**AIM OF THE EXERCISE**
Identify each line below that contains the word "truyện", and copy it out.

**GIVEN RECORDS**
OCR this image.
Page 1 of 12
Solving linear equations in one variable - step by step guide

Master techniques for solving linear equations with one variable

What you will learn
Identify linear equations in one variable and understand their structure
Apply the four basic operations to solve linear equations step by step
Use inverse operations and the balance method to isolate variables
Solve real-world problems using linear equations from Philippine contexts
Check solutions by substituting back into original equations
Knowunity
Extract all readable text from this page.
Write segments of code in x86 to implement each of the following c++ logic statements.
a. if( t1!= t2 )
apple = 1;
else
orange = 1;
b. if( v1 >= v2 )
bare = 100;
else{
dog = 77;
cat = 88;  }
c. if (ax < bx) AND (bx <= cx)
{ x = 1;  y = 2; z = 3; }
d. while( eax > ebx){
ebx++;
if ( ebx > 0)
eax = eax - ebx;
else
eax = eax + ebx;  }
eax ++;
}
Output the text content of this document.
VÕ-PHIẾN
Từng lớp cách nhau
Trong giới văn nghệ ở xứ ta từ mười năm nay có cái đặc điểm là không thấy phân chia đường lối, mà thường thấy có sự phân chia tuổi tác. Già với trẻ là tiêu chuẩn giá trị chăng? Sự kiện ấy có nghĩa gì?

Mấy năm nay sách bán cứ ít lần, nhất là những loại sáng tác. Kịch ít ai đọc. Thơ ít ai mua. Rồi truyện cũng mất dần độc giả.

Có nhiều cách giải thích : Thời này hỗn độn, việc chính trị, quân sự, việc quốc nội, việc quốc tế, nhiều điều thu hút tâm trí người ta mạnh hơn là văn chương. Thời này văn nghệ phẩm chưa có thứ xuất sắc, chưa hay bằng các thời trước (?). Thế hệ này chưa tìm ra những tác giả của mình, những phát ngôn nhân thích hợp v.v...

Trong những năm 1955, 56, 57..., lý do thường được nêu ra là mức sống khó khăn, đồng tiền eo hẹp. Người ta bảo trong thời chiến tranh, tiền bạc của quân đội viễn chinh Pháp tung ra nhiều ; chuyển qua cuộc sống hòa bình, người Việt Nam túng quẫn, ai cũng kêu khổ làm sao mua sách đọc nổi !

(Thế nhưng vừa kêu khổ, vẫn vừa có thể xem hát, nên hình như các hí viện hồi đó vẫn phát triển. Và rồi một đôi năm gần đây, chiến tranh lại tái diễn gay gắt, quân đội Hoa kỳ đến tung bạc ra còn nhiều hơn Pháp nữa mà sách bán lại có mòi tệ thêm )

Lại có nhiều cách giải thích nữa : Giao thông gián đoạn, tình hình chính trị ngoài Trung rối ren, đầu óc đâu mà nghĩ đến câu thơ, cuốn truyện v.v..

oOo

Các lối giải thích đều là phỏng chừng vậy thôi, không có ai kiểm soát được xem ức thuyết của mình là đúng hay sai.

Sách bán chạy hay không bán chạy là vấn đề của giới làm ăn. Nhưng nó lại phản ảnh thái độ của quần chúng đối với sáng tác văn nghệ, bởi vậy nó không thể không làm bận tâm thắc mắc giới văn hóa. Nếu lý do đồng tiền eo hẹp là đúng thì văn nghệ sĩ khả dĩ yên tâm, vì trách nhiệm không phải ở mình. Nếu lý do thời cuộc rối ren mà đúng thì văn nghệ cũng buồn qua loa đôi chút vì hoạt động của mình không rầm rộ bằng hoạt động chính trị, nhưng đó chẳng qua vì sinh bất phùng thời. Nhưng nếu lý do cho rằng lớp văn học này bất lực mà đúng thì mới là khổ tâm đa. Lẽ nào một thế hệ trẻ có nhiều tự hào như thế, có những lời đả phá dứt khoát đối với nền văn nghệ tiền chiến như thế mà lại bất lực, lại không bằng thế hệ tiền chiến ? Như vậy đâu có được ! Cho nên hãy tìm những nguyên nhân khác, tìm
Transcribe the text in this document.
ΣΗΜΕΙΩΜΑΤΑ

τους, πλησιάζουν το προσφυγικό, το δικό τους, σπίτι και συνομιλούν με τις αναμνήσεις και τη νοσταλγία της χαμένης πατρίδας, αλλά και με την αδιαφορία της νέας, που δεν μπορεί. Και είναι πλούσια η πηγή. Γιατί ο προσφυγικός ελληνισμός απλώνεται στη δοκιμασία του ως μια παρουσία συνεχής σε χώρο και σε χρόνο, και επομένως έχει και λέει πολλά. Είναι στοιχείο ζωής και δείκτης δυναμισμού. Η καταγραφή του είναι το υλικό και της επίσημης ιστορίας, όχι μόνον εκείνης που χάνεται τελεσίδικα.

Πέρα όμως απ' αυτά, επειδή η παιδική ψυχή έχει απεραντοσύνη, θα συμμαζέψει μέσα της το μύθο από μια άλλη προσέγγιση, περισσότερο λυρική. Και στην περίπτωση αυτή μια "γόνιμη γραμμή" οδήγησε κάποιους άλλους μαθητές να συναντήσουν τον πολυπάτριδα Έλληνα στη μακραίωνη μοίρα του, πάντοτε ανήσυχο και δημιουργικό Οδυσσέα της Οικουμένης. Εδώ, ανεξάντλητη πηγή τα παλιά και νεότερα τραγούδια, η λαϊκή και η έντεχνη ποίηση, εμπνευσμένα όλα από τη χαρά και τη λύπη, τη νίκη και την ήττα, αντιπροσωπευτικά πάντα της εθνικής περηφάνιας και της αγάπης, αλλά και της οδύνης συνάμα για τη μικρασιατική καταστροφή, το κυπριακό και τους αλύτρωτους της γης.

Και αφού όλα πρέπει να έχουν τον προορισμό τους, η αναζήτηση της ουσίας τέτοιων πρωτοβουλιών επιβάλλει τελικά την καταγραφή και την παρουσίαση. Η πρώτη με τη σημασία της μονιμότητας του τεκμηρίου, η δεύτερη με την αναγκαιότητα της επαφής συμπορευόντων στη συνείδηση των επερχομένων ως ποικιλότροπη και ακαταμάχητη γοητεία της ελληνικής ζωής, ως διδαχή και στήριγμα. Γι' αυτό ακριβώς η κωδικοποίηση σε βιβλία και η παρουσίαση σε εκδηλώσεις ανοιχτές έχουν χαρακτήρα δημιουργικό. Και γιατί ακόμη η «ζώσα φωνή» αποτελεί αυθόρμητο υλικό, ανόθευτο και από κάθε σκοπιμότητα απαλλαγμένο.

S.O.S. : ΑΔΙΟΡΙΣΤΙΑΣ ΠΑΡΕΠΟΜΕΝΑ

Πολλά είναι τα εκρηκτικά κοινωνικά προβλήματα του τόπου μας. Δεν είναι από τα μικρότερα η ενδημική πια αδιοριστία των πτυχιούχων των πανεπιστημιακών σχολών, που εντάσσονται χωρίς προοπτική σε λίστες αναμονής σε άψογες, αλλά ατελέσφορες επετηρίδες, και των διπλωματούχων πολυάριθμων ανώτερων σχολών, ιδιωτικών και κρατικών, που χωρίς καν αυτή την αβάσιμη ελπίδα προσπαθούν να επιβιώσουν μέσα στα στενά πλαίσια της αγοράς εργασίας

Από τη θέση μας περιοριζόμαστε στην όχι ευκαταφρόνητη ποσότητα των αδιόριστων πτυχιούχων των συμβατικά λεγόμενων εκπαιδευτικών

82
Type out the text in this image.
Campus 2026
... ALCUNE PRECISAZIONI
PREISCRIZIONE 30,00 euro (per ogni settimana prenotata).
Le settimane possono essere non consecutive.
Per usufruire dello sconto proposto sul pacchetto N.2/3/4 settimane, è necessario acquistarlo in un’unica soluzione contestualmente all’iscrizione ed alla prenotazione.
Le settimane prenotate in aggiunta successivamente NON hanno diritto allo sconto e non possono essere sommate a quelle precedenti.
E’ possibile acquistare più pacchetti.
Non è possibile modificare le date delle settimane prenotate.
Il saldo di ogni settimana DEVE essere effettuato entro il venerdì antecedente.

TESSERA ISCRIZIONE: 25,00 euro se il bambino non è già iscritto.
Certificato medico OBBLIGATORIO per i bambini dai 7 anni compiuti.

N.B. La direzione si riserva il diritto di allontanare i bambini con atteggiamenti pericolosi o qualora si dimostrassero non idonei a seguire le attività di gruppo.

**EXERCISE ANSWER**
Mấy năm nay sách bán cứ ít lần, nhất là những loại sáng tác. Kịch ít ai đọc. Thơ ít ai mua. Rồi truyện cũng mất dần độc giả.
Lại có nhiều cách giải thích nữa : Giao thông gián đoạn, tình hình chính trị ngoài Trung rối ren, đầu óc đâu mà nghĩ đến câu thơ, cuốn truyện v.v..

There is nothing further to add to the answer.